§ To do: Identify the lines containing the word "Perfil". Copy each one.

——

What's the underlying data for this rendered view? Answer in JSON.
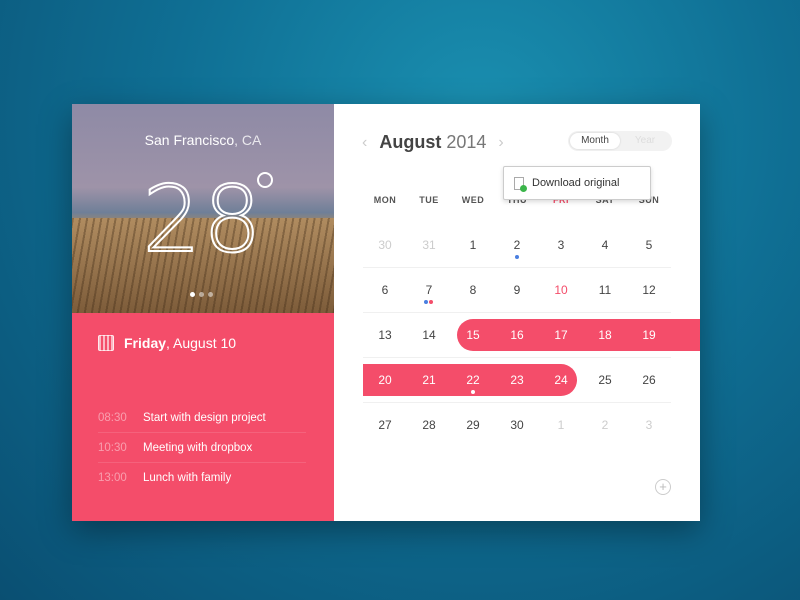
{
  "weather": {
    "city": "San Francisco",
    "state": ", CA",
    "temperature": "28",
    "page_dots": 3,
    "active_dot": 0
  },
  "day": {
    "weekday": "Friday",
    "date": ", August 10"
  },
  "events": [
    {
      "time": "08:30",
      "title": "Start with design project"
    },
    {
      "time": "10:30",
      "title": "Meeting with dropbox"
    },
    {
      "time": "13:00",
      "title": "Lunch with family"
    }
  ],
  "calendar": {
    "month": "August",
    "year": "2014",
    "view_options": [
      "Month",
      "Year"
    ],
    "selected_view": "Month",
    "weekdays": [
      "MON",
      "TUE",
      "WED",
      "THU",
      "FRI",
      "SAT",
      "SUN"
    ],
    "weeks": [
      [
        "30",
        "31",
        "1",
        "2",
        "3",
        "4",
        "5"
      ],
      [
        "6",
        "7",
        "8",
        "9",
        "10",
        "11",
        "12"
      ],
      [
        "13",
        "14",
        "15",
        "16",
        "17",
        "18",
        "19"
      ],
      [
        "20",
        "21",
        "22",
        "23",
        "24",
        "25",
        "26"
      ],
      [
        "27",
        "28",
        "29",
        "30",
        "1",
        "2",
        "3"
      ]
    ],
    "selected_range": "15 – 24",
    "today": "10"
  },
  "popup": {
    "label": "Download original"
  },
  "colors": {
    "accent": "#f44d6a",
    "event_blue": "#4a7fe0"
  }
}
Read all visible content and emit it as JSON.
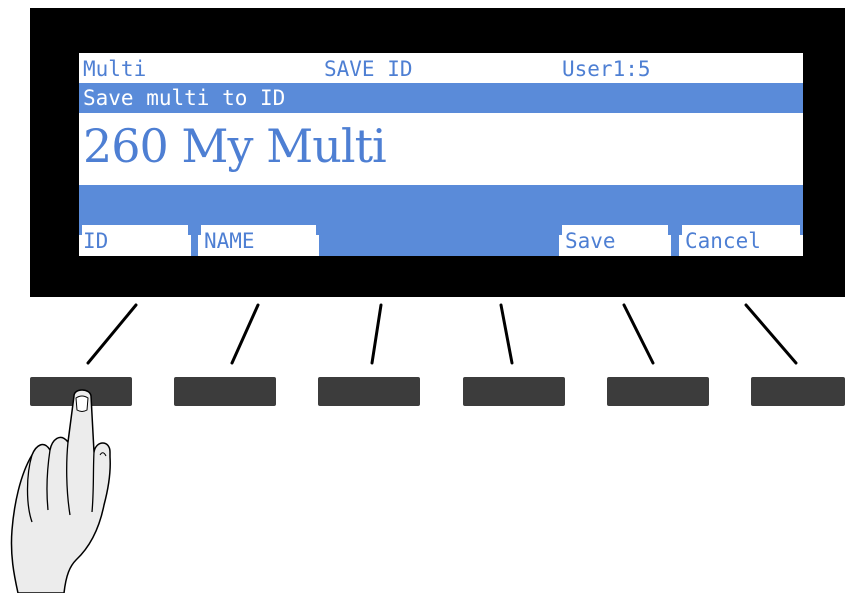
{
  "display": {
    "header": {
      "mode": "Multi",
      "screen": "SAVE ID",
      "location": "User1:5"
    },
    "prompt": "Save multi to ID",
    "entry": "260 My Multi",
    "soft_buttons": [
      "ID",
      "NAME",
      "",
      "",
      "Save",
      "Cancel"
    ]
  },
  "colors": {
    "lcd_accent": "#5a8bd9",
    "bezel": "#000000",
    "button": "#3c3c3c"
  },
  "illustration": {
    "pressed_button_index": 0,
    "icon": "finger-pointing-hand-icon"
  }
}
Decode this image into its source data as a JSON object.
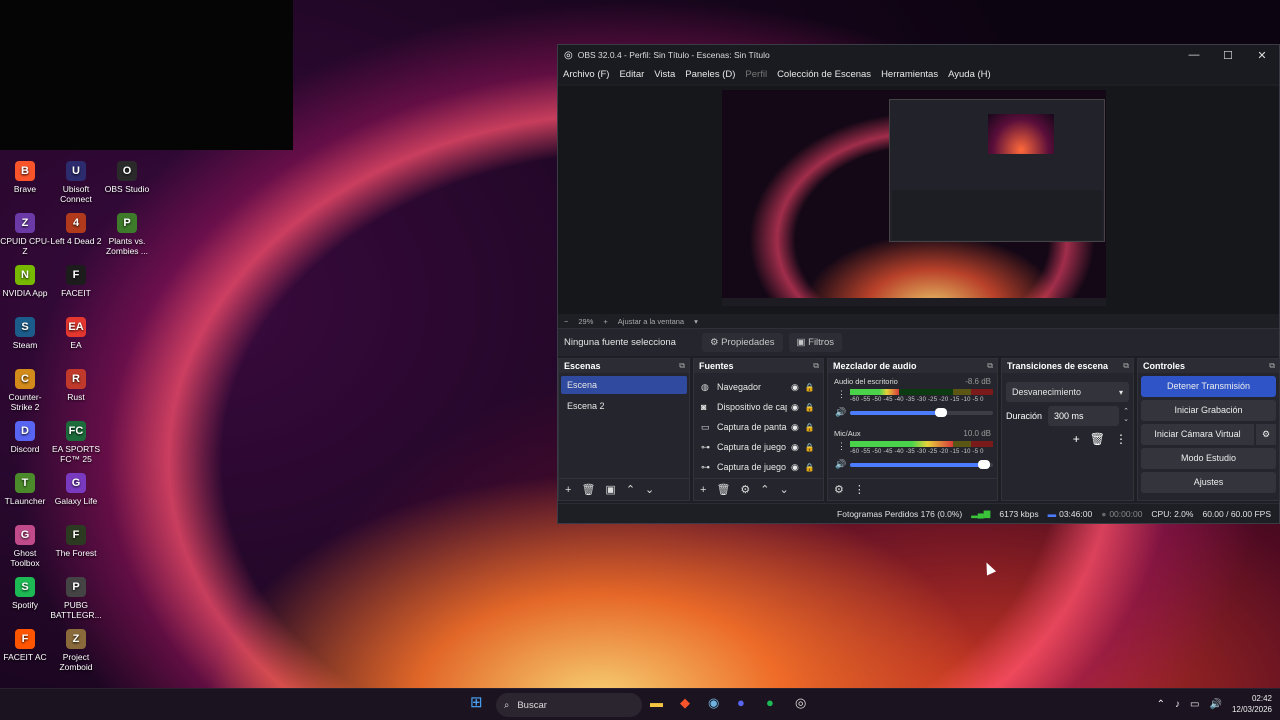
{
  "desktop": {
    "icons": [
      {
        "label": "Brave",
        "color": "#fb542b",
        "glyph": "B"
      },
      {
        "label": "Ubisoft Connect",
        "color": "#2b2b6e",
        "glyph": "U"
      },
      {
        "label": "OBS Studio",
        "color": "#2a2a2a",
        "glyph": "O"
      },
      {
        "label": "CPUID CPU-Z",
        "color": "#6b3aa6",
        "glyph": "Z"
      },
      {
        "label": "Left 4 Dead 2",
        "color": "#b23a1c",
        "glyph": "4"
      },
      {
        "label": "Plants vs. Zombies ...",
        "color": "#3d7a2a",
        "glyph": "P"
      },
      {
        "label": "NVIDIA App",
        "color": "#76b900",
        "glyph": "N"
      },
      {
        "label": "FACEIT",
        "color": "#1c1c1c",
        "glyph": "F"
      },
      {
        "label": "Steam",
        "color": "#1b5c8a",
        "glyph": "S"
      },
      {
        "label": "EA",
        "color": "#e4372f",
        "glyph": "EA"
      },
      {
        "label": "Counter-Strike 2",
        "color": "#d28a1a",
        "glyph": "C"
      },
      {
        "label": "Rust",
        "color": "#c0392b",
        "glyph": "R"
      },
      {
        "label": "Discord",
        "color": "#5865f2",
        "glyph": "D"
      },
      {
        "label": "EA SPORTS FC™ 25",
        "color": "#1c6b3a",
        "glyph": "FC"
      },
      {
        "label": "TLauncher",
        "color": "#4a8a2a",
        "glyph": "T"
      },
      {
        "label": "Galaxy Life",
        "color": "#7a3ac0",
        "glyph": "G"
      },
      {
        "label": "Ghost Toolbox",
        "color": "#c04a8a",
        "glyph": "G"
      },
      {
        "label": "The Forest",
        "color": "#2d3a22",
        "glyph": "F"
      },
      {
        "label": "Spotify",
        "color": "#1db954",
        "glyph": "S"
      },
      {
        "label": "PUBG BATTLEGR...",
        "color": "#444444",
        "glyph": "P"
      },
      {
        "label": "FACEIT AC",
        "color": "#ff5500",
        "glyph": "F"
      },
      {
        "label": "Project Zomboid",
        "color": "#8a6a3a",
        "glyph": "Z"
      }
    ]
  },
  "obs": {
    "title": "OBS 32.0.4 - Perfil: Sin Título - Escenas: Sin Título",
    "menu": [
      "Archivo (F)",
      "Editar",
      "Vista",
      "Paneles (D)",
      "Perfil",
      "Colección de Escenas",
      "Herramientas",
      "Ayuda (H)"
    ],
    "zoom": {
      "minus": "−",
      "value": "29%",
      "plus": "+",
      "fit": "Ajustar a la ventana"
    },
    "source_bar": {
      "label": "Ninguna fuente selecciona",
      "properties": "Propiedades",
      "filters": "Filtros"
    },
    "scenes": {
      "title": "Escenas",
      "items": [
        "Escena",
        "Escena 2"
      ],
      "selected": "Escena"
    },
    "sources": {
      "title": "Fuentes",
      "items": [
        "Navegador",
        "Dispositivo de captura",
        "Captura de pantalla",
        "Captura de juego",
        "Captura de juego"
      ]
    },
    "mixer": {
      "title": "Mezclador de audio",
      "tracks": [
        {
          "name": "Audio del escritorio",
          "db": "-8.6 dB",
          "level": 0.34,
          "volume": 0.68
        },
        {
          "name": "Mic/Aux",
          "db": "10.0 dB",
          "level": 0.72,
          "volume": 0.98
        }
      ],
      "scale": "-60 -55 -50 -45 -40 -35 -30 -25 -20 -15 -10 -5 0"
    },
    "transitions": {
      "title": "Transiciones de escena",
      "selected": "Desvanecimiento",
      "duration_label": "Duración",
      "duration_value": "300 ms"
    },
    "controls": {
      "title": "Controles",
      "stop_stream": "Detener Transmisión",
      "start_record": "Iniciar Grabación",
      "virtual_cam": "Iniciar Cámara Virtual",
      "studio_mode": "Modo Estudio",
      "settings": "Ajustes"
    },
    "status": {
      "dropped": "Fotogramas Perdidos 176 (0.0%)",
      "bitrate": "6173 kbps",
      "stream_time": "03:46:00",
      "record_time": "00:00:00",
      "cpu": "CPU: 2.0%",
      "fps": "60.00 / 60.00 FPS"
    }
  },
  "taskbar": {
    "search_placeholder": "Buscar",
    "time": "02:42",
    "date": "12/03/2026"
  }
}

——

§ Completed exercise:
    "title": "OBS 32.0.4 - Perfil: Sin Título - Escenas: Sin Título",
      "Perfil",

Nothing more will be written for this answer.